• **What you have to do**
Look below for the line that contains "Convert this screenshot", then copy it and each following line to the end of the records, minus any pictures.

• **The input**
>> Start

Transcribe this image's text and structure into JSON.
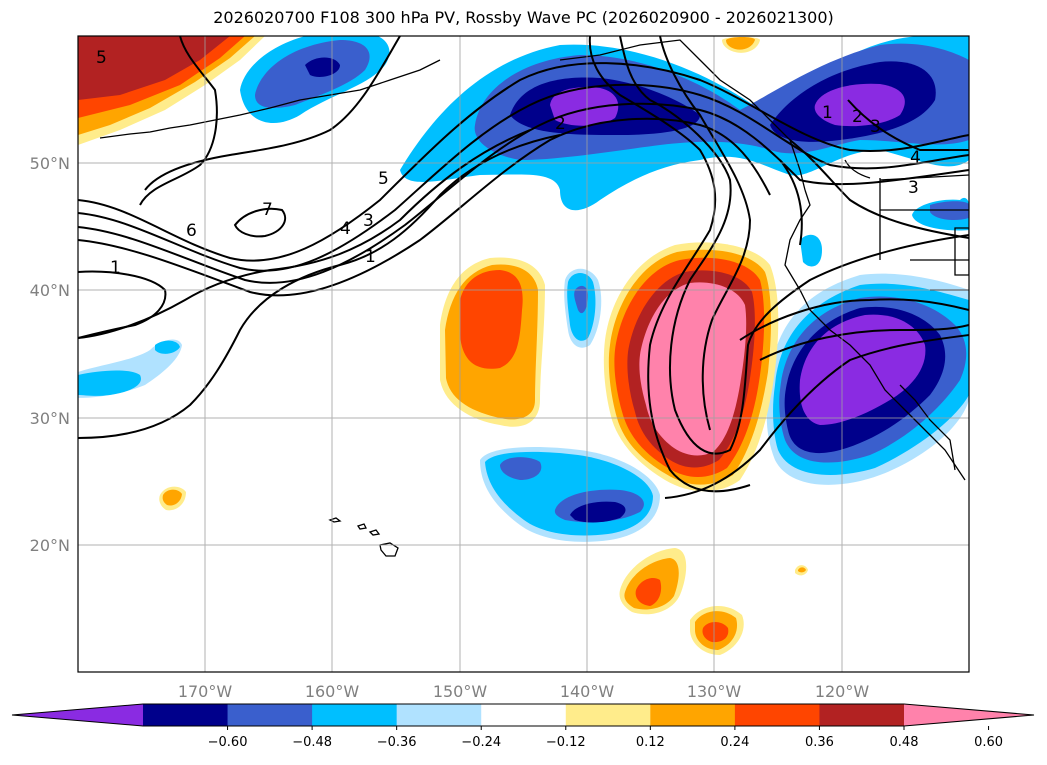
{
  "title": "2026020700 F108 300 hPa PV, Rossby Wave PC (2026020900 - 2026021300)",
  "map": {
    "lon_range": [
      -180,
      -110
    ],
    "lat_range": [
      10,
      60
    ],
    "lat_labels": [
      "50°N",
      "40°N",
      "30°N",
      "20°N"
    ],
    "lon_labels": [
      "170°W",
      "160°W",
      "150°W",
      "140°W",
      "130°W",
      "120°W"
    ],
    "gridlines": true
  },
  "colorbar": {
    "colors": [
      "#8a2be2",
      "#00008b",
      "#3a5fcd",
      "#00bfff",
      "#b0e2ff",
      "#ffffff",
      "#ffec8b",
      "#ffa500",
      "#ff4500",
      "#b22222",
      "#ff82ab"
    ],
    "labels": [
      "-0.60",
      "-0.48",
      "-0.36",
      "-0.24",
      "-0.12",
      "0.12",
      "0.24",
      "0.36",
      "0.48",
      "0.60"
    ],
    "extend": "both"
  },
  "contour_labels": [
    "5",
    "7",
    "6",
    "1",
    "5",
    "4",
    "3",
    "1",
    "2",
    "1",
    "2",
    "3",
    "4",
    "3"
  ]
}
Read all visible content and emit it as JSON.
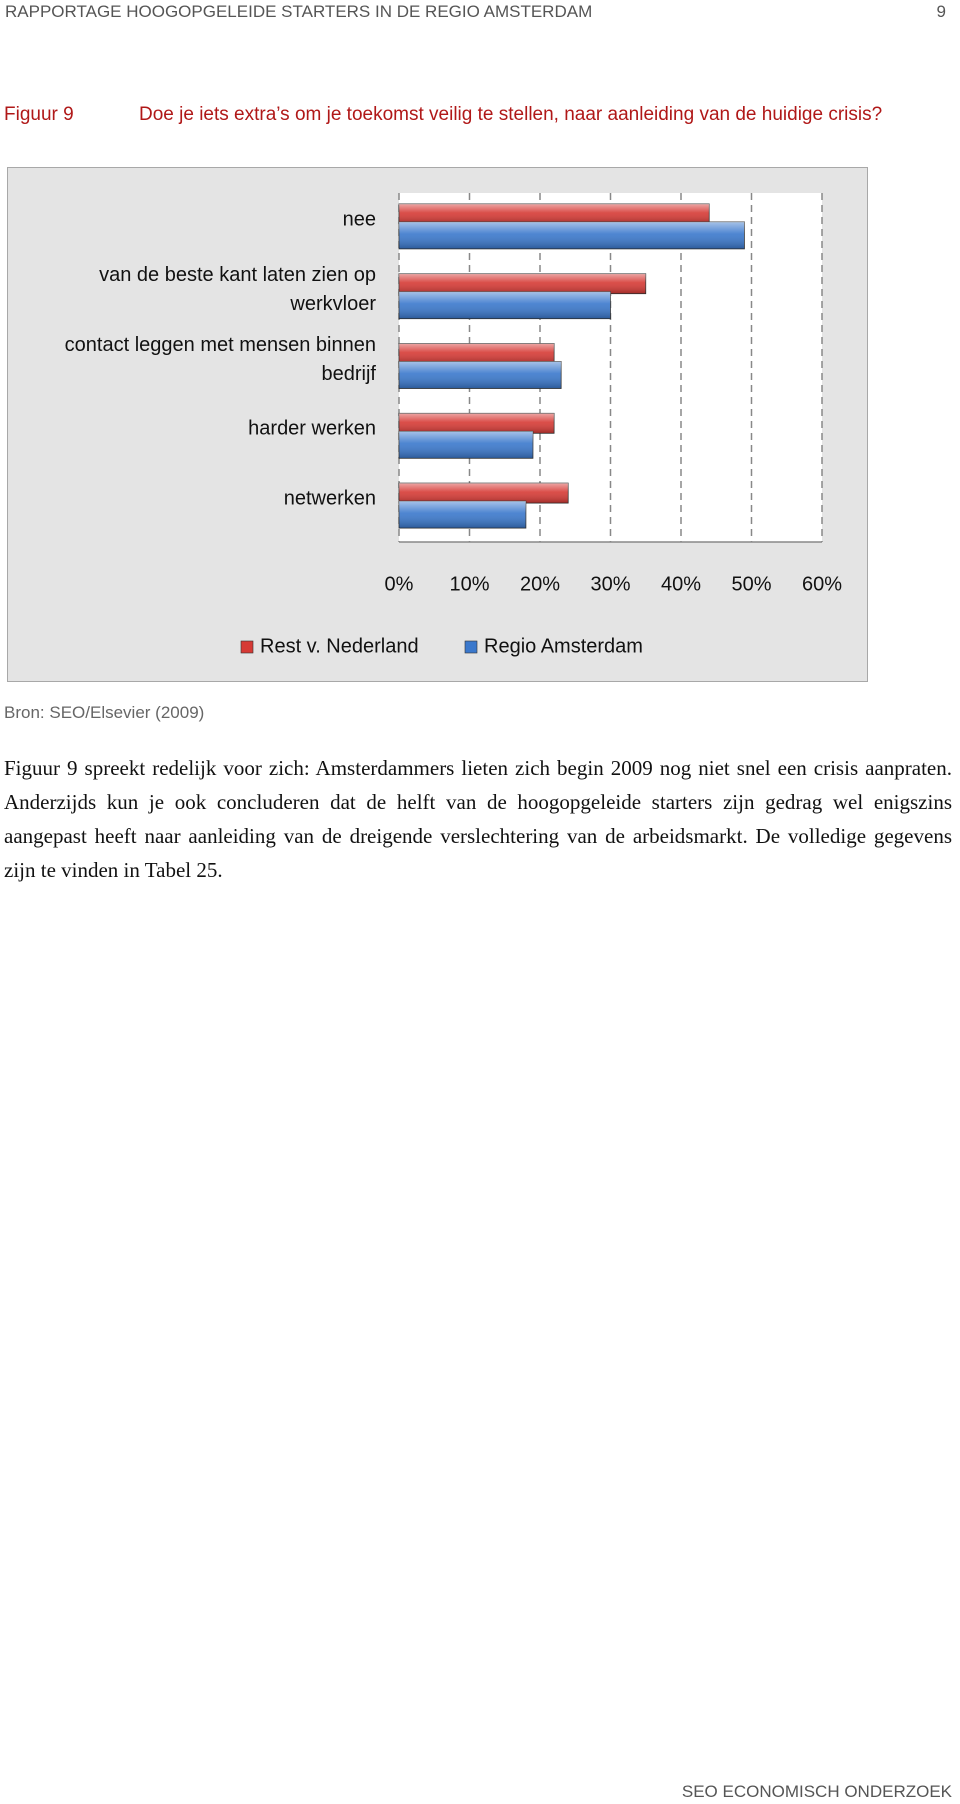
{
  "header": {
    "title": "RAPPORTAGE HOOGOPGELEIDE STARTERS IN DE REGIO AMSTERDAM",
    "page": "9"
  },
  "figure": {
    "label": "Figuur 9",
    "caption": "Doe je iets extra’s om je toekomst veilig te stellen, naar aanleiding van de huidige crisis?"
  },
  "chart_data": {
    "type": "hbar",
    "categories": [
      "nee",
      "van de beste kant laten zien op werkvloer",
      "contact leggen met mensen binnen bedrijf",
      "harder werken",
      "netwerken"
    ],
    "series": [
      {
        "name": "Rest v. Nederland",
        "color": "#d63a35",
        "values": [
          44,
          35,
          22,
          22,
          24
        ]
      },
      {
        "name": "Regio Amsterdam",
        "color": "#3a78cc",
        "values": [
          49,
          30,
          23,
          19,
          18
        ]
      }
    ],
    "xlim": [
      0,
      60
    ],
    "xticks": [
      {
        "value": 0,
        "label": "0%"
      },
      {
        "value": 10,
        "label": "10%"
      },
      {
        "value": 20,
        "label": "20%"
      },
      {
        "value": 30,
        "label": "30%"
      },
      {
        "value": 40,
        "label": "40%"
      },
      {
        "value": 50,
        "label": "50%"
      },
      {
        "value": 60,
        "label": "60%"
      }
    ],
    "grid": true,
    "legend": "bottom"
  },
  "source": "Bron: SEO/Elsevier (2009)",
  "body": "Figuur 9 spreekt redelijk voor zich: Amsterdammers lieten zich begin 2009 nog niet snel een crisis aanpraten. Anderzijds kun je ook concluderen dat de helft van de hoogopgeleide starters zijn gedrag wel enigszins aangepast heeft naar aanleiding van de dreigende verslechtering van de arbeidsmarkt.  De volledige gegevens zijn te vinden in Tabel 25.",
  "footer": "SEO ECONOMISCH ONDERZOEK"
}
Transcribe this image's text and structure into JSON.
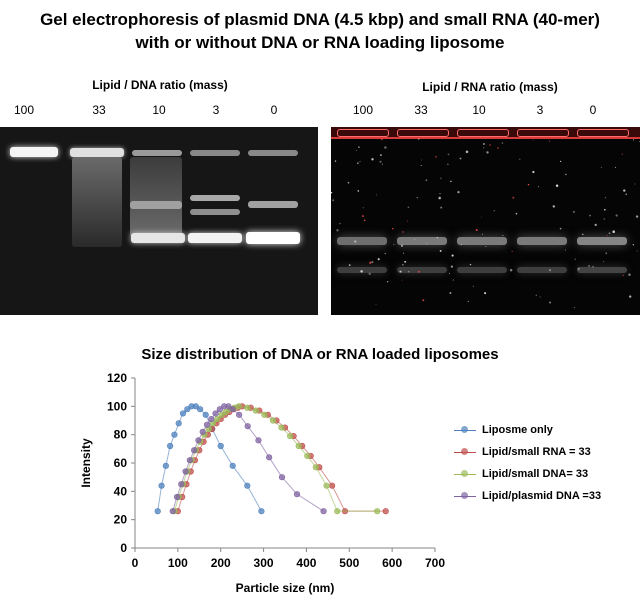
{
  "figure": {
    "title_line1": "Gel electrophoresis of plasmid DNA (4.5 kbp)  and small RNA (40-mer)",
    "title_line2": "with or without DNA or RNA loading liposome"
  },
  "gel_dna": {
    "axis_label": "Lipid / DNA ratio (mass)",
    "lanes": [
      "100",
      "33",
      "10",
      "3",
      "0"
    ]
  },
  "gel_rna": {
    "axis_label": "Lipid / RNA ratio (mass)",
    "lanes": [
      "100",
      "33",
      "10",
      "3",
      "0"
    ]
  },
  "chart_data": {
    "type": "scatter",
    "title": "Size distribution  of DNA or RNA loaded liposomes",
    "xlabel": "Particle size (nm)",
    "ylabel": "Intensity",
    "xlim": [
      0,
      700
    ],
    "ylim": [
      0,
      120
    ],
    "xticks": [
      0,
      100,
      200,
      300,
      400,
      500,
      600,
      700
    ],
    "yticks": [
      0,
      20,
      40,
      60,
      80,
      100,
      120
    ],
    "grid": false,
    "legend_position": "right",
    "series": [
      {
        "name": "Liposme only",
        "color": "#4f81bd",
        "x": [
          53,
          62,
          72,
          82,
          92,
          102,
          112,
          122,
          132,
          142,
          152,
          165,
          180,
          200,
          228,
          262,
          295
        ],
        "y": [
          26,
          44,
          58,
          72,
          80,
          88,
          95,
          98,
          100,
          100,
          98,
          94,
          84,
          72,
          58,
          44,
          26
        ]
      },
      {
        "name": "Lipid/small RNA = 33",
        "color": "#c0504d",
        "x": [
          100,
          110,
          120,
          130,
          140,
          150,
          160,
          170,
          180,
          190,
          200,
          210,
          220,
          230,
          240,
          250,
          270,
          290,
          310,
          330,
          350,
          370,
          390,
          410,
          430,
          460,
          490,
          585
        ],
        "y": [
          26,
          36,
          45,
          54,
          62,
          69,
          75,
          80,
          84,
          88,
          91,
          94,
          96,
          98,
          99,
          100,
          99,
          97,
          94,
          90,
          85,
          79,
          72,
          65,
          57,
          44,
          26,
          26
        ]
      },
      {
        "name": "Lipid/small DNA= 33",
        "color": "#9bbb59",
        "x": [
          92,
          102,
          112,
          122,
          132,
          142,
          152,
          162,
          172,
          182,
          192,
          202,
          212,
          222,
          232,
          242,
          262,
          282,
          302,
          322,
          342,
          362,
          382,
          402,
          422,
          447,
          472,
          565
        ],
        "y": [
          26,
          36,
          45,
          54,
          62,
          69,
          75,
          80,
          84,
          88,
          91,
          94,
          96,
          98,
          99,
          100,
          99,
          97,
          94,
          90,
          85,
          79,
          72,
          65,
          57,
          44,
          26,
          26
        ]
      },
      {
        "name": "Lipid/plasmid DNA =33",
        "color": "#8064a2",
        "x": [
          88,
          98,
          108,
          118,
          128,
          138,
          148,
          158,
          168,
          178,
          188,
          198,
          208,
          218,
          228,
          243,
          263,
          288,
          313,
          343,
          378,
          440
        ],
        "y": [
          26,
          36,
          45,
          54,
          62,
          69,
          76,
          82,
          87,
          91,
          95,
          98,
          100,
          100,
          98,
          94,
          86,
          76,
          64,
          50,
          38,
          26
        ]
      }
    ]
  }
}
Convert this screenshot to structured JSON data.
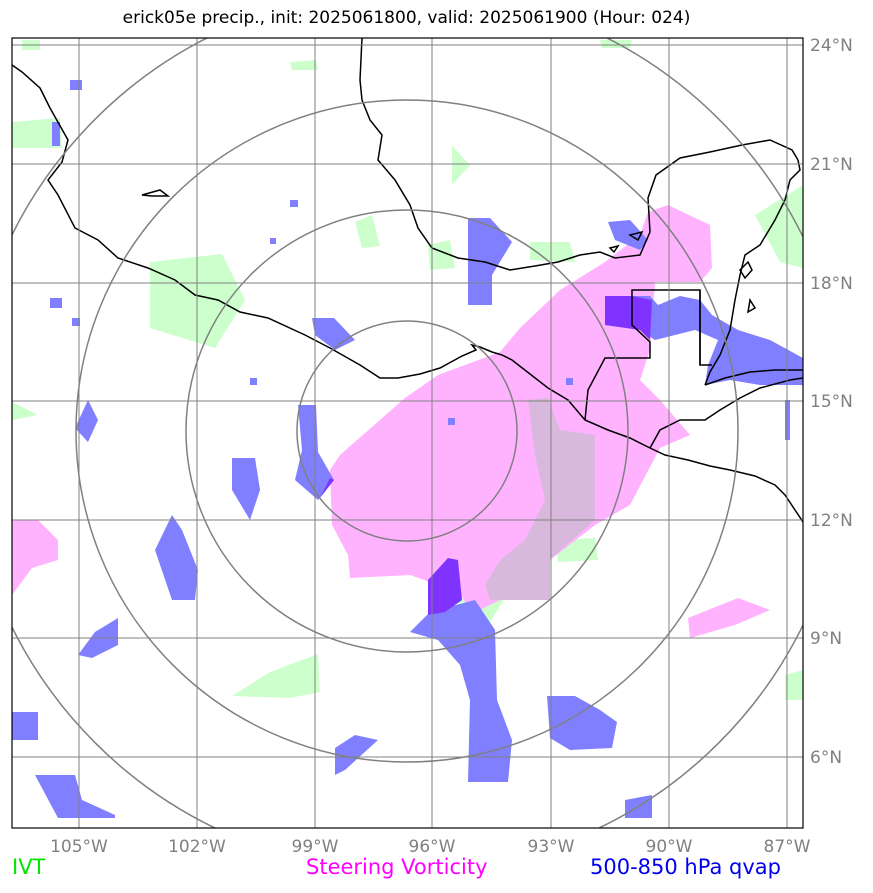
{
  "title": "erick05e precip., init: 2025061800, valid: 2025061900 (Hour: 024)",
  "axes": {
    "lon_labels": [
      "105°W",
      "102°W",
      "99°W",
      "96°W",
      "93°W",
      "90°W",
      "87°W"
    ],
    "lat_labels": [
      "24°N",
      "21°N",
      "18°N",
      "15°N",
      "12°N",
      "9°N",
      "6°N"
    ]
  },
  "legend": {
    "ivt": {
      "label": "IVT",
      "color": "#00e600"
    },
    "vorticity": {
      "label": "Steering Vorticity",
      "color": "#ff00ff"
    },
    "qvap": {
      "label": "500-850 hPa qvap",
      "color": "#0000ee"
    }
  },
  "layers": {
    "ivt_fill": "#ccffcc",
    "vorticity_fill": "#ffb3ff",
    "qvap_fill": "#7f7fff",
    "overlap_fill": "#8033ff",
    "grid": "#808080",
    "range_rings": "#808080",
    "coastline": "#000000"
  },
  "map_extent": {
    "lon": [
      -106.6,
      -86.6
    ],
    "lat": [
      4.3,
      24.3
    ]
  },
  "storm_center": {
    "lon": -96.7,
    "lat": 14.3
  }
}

>> End

• **Solved problem**
Convert this screenshot to structured JSON data.
{
  "title": "erick05e precip., init: 2025061800, valid: 2025061900 (Hour: 024)",
  "axes": {
    "lon_labels": [
      "105°W",
      "102°W",
      "99°W",
      "96°W",
      "93°W",
      "90°W",
      "87°W"
    ],
    "lat_labels": [
      "24°N",
      "21°N",
      "18°N",
      "15°N",
      "12°N",
      "9°N",
      "6°N"
    ]
  },
  "legend": {
    "ivt": {
      "label": "IVT",
      "color": "#00e600"
    },
    "vorticity": {
      "label": "Steering Vorticity",
      "color": "#ff00ff"
    },
    "qvap": {
      "label": "500-850 hPa qvap",
      "color": "#0000ee"
    }
  },
  "layers": {
    "ivt_fill": "#ccffcc",
    "vorticity_fill": "#ffb3ff",
    "qvap_fill": "#7f7fff",
    "overlap_fill": "#8033ff",
    "grid": "#808080",
    "range_rings": "#808080",
    "coastline": "#000000"
  },
  "map_extent": {
    "lon": [
      -106.6,
      -86.6
    ],
    "lat": [
      4.3,
      24.3
    ]
  },
  "storm_center": {
    "lon": -96.7,
    "lat": 14.3
  }
}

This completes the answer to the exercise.